What the exercise asks — Repeat all entries exactly.

-- Begin Task inputs --

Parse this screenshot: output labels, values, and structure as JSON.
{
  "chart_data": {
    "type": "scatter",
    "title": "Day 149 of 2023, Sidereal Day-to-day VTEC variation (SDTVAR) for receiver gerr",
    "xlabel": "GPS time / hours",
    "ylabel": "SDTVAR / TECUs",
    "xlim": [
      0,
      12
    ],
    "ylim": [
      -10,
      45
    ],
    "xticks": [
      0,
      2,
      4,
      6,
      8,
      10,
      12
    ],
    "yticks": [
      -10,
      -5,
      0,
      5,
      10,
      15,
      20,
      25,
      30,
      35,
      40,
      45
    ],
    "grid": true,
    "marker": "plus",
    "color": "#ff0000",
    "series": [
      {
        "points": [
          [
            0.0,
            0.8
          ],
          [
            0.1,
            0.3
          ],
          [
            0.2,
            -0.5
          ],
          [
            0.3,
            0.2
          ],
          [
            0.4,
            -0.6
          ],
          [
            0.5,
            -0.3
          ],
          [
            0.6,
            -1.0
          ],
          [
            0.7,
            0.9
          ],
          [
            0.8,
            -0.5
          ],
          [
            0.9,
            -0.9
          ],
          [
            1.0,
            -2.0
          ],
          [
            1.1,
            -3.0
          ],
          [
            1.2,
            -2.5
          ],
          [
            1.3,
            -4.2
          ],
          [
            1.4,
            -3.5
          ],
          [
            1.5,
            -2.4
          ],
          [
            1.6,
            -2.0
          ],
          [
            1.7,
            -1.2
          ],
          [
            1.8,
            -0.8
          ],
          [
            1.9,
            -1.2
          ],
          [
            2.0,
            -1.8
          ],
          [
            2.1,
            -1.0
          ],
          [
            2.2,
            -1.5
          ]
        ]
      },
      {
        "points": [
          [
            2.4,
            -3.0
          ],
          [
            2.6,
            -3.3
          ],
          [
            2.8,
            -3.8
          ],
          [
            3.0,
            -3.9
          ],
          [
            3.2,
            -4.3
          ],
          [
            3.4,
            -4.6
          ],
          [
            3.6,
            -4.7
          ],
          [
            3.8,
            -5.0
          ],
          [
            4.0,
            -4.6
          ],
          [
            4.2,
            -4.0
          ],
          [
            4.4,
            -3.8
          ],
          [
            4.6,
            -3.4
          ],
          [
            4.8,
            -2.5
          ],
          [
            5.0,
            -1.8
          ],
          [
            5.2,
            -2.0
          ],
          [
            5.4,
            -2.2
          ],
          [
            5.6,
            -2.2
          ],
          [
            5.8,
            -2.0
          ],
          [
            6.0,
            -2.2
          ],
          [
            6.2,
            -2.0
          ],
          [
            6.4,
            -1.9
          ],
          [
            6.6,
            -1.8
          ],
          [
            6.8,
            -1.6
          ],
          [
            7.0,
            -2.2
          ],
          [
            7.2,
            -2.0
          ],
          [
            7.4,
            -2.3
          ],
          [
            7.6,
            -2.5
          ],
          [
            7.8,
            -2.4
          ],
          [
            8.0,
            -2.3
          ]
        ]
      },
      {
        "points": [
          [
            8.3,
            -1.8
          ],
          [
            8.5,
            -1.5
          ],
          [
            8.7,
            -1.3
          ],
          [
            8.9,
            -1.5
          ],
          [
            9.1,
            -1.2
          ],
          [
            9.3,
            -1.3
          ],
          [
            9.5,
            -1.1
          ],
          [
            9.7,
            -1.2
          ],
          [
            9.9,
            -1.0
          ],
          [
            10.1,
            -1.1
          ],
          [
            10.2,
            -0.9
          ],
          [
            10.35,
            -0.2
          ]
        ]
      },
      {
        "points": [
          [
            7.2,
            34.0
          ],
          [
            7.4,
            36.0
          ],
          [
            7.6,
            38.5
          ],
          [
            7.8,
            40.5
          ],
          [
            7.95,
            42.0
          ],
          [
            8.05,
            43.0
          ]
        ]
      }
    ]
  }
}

-- End Task inputs --

Exercise answer —
Parse this screenshot: output labels, values, and structure as JSON.
{
  "chart_data": {
    "type": "scatter",
    "title": "Day 149 of 2023, Sidereal Day-to-day VTEC variation (SDTVAR) for receiver gerr",
    "xlabel": "GPS time / hours",
    "ylabel": "SDTVAR / TECUs",
    "xlim": [
      0,
      12
    ],
    "ylim": [
      -10,
      45
    ],
    "xticks": [
      0,
      2,
      4,
      6,
      8,
      10,
      12
    ],
    "yticks": [
      -10,
      -5,
      0,
      5,
      10,
      15,
      20,
      25,
      30,
      35,
      40,
      45
    ],
    "grid": true,
    "marker": "plus",
    "color": "#ff0000",
    "series": [
      {
        "points": [
          [
            0.0,
            0.8
          ],
          [
            0.1,
            0.3
          ],
          [
            0.2,
            -0.5
          ],
          [
            0.3,
            0.2
          ],
          [
            0.4,
            -0.6
          ],
          [
            0.5,
            -0.3
          ],
          [
            0.6,
            -1.0
          ],
          [
            0.7,
            0.9
          ],
          [
            0.8,
            -0.5
          ],
          [
            0.9,
            -0.9
          ],
          [
            1.0,
            -2.0
          ],
          [
            1.1,
            -3.0
          ],
          [
            1.2,
            -2.5
          ],
          [
            1.3,
            -4.2
          ],
          [
            1.4,
            -3.5
          ],
          [
            1.5,
            -2.4
          ],
          [
            1.6,
            -2.0
          ],
          [
            1.7,
            -1.2
          ],
          [
            1.8,
            -0.8
          ],
          [
            1.9,
            -1.2
          ],
          [
            2.0,
            -1.8
          ],
          [
            2.1,
            -1.0
          ],
          [
            2.2,
            -1.5
          ]
        ]
      },
      {
        "points": [
          [
            2.4,
            -3.0
          ],
          [
            2.6,
            -3.3
          ],
          [
            2.8,
            -3.8
          ],
          [
            3.0,
            -3.9
          ],
          [
            3.2,
            -4.3
          ],
          [
            3.4,
            -4.6
          ],
          [
            3.6,
            -4.7
          ],
          [
            3.8,
            -5.0
          ],
          [
            4.0,
            -4.6
          ],
          [
            4.2,
            -4.0
          ],
          [
            4.4,
            -3.8
          ],
          [
            4.6,
            -3.4
          ],
          [
            4.8,
            -2.5
          ],
          [
            5.0,
            -1.8
          ],
          [
            5.2,
            -2.0
          ],
          [
            5.4,
            -2.2
          ],
          [
            5.6,
            -2.2
          ],
          [
            5.8,
            -2.0
          ],
          [
            6.0,
            -2.2
          ],
          [
            6.2,
            -2.0
          ],
          [
            6.4,
            -1.9
          ],
          [
            6.6,
            -1.8
          ],
          [
            6.8,
            -1.6
          ],
          [
            7.0,
            -2.2
          ],
          [
            7.2,
            -2.0
          ],
          [
            7.4,
            -2.3
          ],
          [
            7.6,
            -2.5
          ],
          [
            7.8,
            -2.4
          ],
          [
            8.0,
            -2.3
          ]
        ]
      },
      {
        "points": [
          [
            8.3,
            -1.8
          ],
          [
            8.5,
            -1.5
          ],
          [
            8.7,
            -1.3
          ],
          [
            8.9,
            -1.5
          ],
          [
            9.1,
            -1.2
          ],
          [
            9.3,
            -1.3
          ],
          [
            9.5,
            -1.1
          ],
          [
            9.7,
            -1.2
          ],
          [
            9.9,
            -1.0
          ],
          [
            10.1,
            -1.1
          ],
          [
            10.2,
            -0.9
          ],
          [
            10.35,
            -0.2
          ]
        ]
      },
      {
        "points": [
          [
            7.2,
            34.0
          ],
          [
            7.4,
            36.0
          ],
          [
            7.6,
            38.5
          ],
          [
            7.8,
            40.5
          ],
          [
            7.95,
            42.0
          ],
          [
            8.05,
            43.0
          ]
        ]
      }
    ]
  }
}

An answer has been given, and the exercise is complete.